__WHAT YOU HAVE TO DO__: The records below must be transcribed exactly. Do not include the pictures.

**** SOURCE RECORDS

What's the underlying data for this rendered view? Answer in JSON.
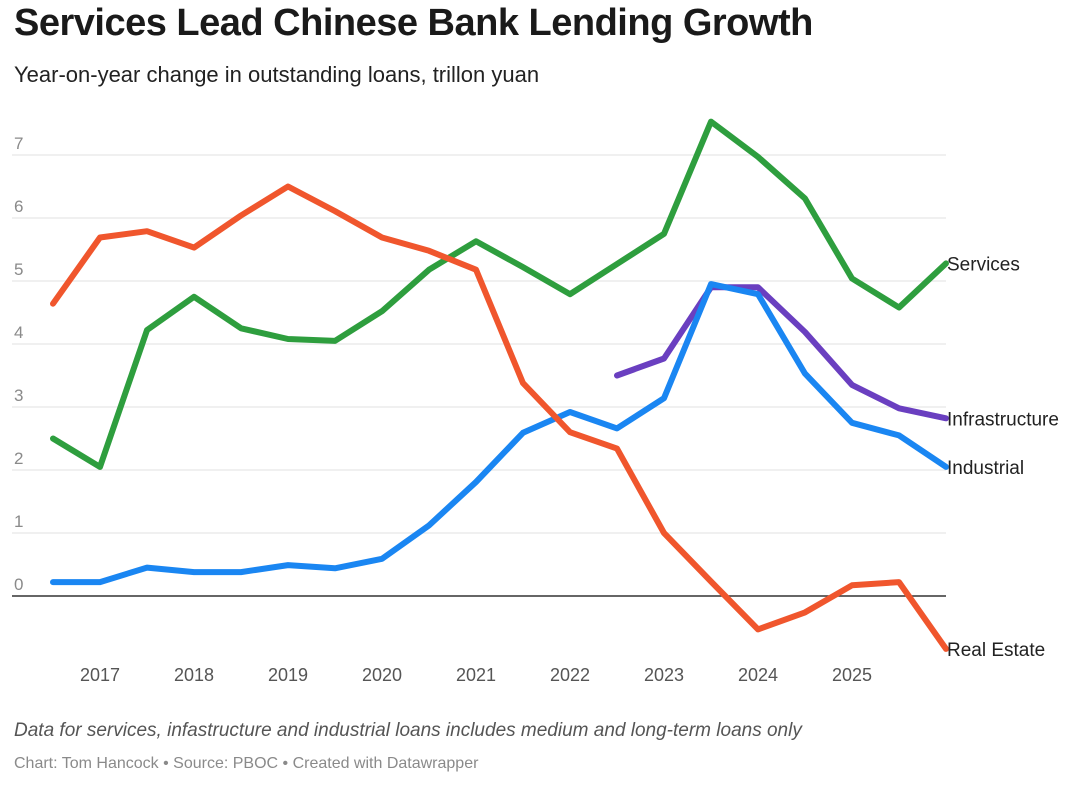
{
  "header": {
    "title": "Services Lead Chinese Bank Lending Growth",
    "subtitle": "Year-on-year change in outstanding loans, trillon yuan"
  },
  "footer": {
    "note": "Data for services, infastructure and industrial loans includes medium and long-term loans only",
    "credit": "Chart: Tom Hancock • Source: PBOC • Created with Datawrapper"
  },
  "chart_data": {
    "type": "line",
    "title": "Services Lead Chinese Bank Lending Growth",
    "subtitle": "Year-on-year change in outstanding loans, trillon yuan",
    "xlabel": "",
    "ylabel": "",
    "x": [
      2016.5,
      2017.0,
      2017.5,
      2018.0,
      2018.5,
      2019.0,
      2019.5,
      2020.0,
      2020.5,
      2021.0,
      2021.5,
      2022.0,
      2022.5,
      2023.0,
      2023.5,
      2024.0,
      2024.5,
      2025.0,
      2025.5,
      2026.0
    ],
    "xlim": [
      2016.5,
      2026.0
    ],
    "x_ticks": [
      {
        "value": 2017,
        "label": "2017"
      },
      {
        "value": 2018,
        "label": "2018"
      },
      {
        "value": 2019,
        "label": "2019"
      },
      {
        "value": 2020,
        "label": "2020"
      },
      {
        "value": 2021,
        "label": "2021"
      },
      {
        "value": 2022,
        "label": "2022"
      },
      {
        "value": 2023,
        "label": "2023"
      },
      {
        "value": 2024,
        "label": "2024"
      },
      {
        "value": 2025,
        "label": "2025"
      }
    ],
    "ylim": [
      -1,
      7.5
    ],
    "y_ticks": [
      {
        "value": 0,
        "label": "0"
      },
      {
        "value": 1,
        "label": "1"
      },
      {
        "value": 2,
        "label": "2"
      },
      {
        "value": 3,
        "label": "3"
      },
      {
        "value": 4,
        "label": "4"
      },
      {
        "value": 5,
        "label": "5"
      },
      {
        "value": 6,
        "label": "6"
      },
      {
        "value": 7,
        "label": "7"
      }
    ],
    "grid": true,
    "legend": "direct-labels-right",
    "series": [
      {
        "name": "Services",
        "color": "#2e9e3e",
        "values": [
          2.5,
          2.05,
          4.22,
          4.75,
          4.25,
          4.08,
          4.05,
          4.52,
          5.18,
          5.63,
          5.22,
          4.79,
          5.27,
          5.75,
          7.53,
          6.97,
          6.31,
          5.04,
          4.58,
          5.28
        ]
      },
      {
        "name": "Infrastructure",
        "color": "#6a3fc0",
        "values": [
          null,
          null,
          null,
          null,
          null,
          null,
          null,
          null,
          null,
          null,
          null,
          null,
          3.5,
          3.77,
          4.9,
          4.9,
          4.19,
          3.35,
          2.98,
          2.82
        ]
      },
      {
        "name": "Industrial",
        "color": "#1a86f2",
        "values": [
          0.22,
          0.22,
          0.45,
          0.38,
          0.38,
          0.49,
          0.44,
          0.59,
          1.12,
          1.81,
          2.59,
          2.92,
          2.66,
          3.14,
          4.95,
          4.79,
          3.53,
          2.75,
          2.55,
          2.05
        ]
      },
      {
        "name": "Real Estate",
        "color": "#f0562d",
        "values": [
          4.64,
          5.69,
          5.79,
          5.53,
          6.04,
          6.5,
          6.11,
          5.69,
          5.48,
          5.18,
          3.38,
          2.6,
          2.34,
          1.0,
          0.23,
          -0.53,
          -0.26,
          0.17,
          0.22,
          -0.84
        ]
      }
    ]
  }
}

********

__COMPLETED EXERCISE__:
What's the underlying data for this rendered view? Answer in JSON.
{
  "header": {
    "title": "Services Lead Chinese Bank Lending Growth",
    "subtitle": "Year-on-year change in outstanding loans, trillon yuan"
  },
  "footer": {
    "note": "Data for services, infastructure and industrial loans includes medium and long-term loans only",
    "credit": "Chart: Tom Hancock • Source: PBOC • Created with Datawrapper"
  },
  "chart_data": {
    "type": "line",
    "title": "Services Lead Chinese Bank Lending Growth",
    "subtitle": "Year-on-year change in outstanding loans, trillon yuan",
    "xlabel": "",
    "ylabel": "",
    "x": [
      2016.5,
      2017.0,
      2017.5,
      2018.0,
      2018.5,
      2019.0,
      2019.5,
      2020.0,
      2020.5,
      2021.0,
      2021.5,
      2022.0,
      2022.5,
      2023.0,
      2023.5,
      2024.0,
      2024.5,
      2025.0,
      2025.5,
      2026.0
    ],
    "xlim": [
      2016.5,
      2026.0
    ],
    "x_ticks": [
      {
        "value": 2017,
        "label": "2017"
      },
      {
        "value": 2018,
        "label": "2018"
      },
      {
        "value": 2019,
        "label": "2019"
      },
      {
        "value": 2020,
        "label": "2020"
      },
      {
        "value": 2021,
        "label": "2021"
      },
      {
        "value": 2022,
        "label": "2022"
      },
      {
        "value": 2023,
        "label": "2023"
      },
      {
        "value": 2024,
        "label": "2024"
      },
      {
        "value": 2025,
        "label": "2025"
      }
    ],
    "ylim": [
      -1,
      7.5
    ],
    "y_ticks": [
      {
        "value": 0,
        "label": "0"
      },
      {
        "value": 1,
        "label": "1"
      },
      {
        "value": 2,
        "label": "2"
      },
      {
        "value": 3,
        "label": "3"
      },
      {
        "value": 4,
        "label": "4"
      },
      {
        "value": 5,
        "label": "5"
      },
      {
        "value": 6,
        "label": "6"
      },
      {
        "value": 7,
        "label": "7"
      }
    ],
    "grid": true,
    "legend": "direct-labels-right",
    "series": [
      {
        "name": "Services",
        "color": "#2e9e3e",
        "values": [
          2.5,
          2.05,
          4.22,
          4.75,
          4.25,
          4.08,
          4.05,
          4.52,
          5.18,
          5.63,
          5.22,
          4.79,
          5.27,
          5.75,
          7.53,
          6.97,
          6.31,
          5.04,
          4.58,
          5.28
        ]
      },
      {
        "name": "Infrastructure",
        "color": "#6a3fc0",
        "values": [
          null,
          null,
          null,
          null,
          null,
          null,
          null,
          null,
          null,
          null,
          null,
          null,
          3.5,
          3.77,
          4.9,
          4.9,
          4.19,
          3.35,
          2.98,
          2.82
        ]
      },
      {
        "name": "Industrial",
        "color": "#1a86f2",
        "values": [
          0.22,
          0.22,
          0.45,
          0.38,
          0.38,
          0.49,
          0.44,
          0.59,
          1.12,
          1.81,
          2.59,
          2.92,
          2.66,
          3.14,
          4.95,
          4.79,
          3.53,
          2.75,
          2.55,
          2.05
        ]
      },
      {
        "name": "Real Estate",
        "color": "#f0562d",
        "values": [
          4.64,
          5.69,
          5.79,
          5.53,
          6.04,
          6.5,
          6.11,
          5.69,
          5.48,
          5.18,
          3.38,
          2.6,
          2.34,
          1.0,
          0.23,
          -0.53,
          -0.26,
          0.17,
          0.22,
          -0.84
        ]
      }
    ]
  }
}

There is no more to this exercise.